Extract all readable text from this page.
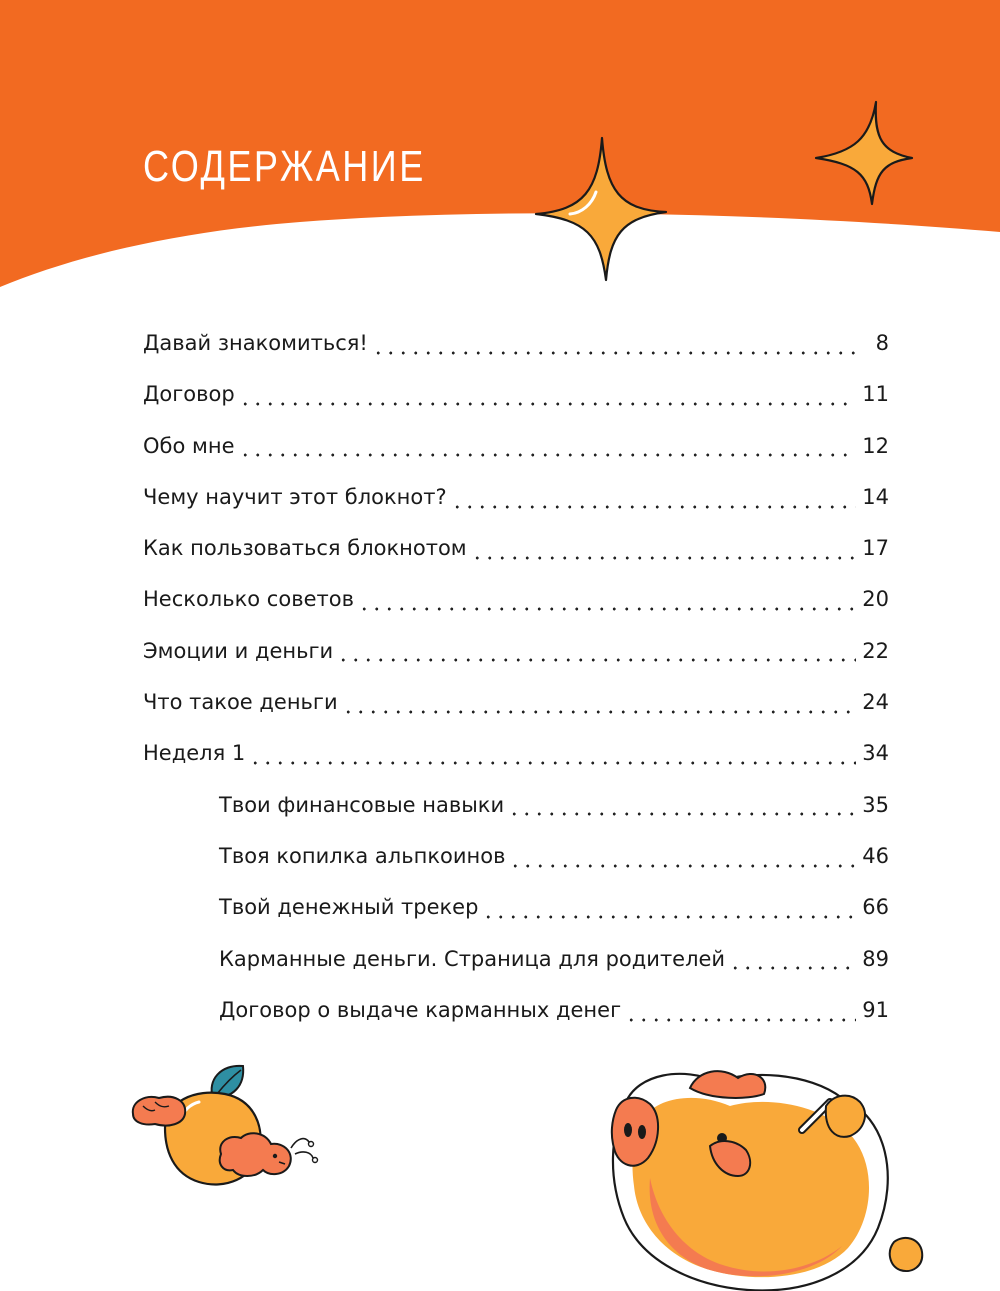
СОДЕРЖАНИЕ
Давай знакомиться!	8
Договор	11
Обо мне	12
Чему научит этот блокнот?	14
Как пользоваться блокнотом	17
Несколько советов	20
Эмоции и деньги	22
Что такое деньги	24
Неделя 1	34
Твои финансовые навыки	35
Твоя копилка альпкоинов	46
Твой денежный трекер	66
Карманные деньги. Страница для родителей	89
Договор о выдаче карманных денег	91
◇ ◇ ◇
Select all lines with the word "Договор" from the entries above.

Written answer —
Договор	11
Договор о выдаче карманных денег	91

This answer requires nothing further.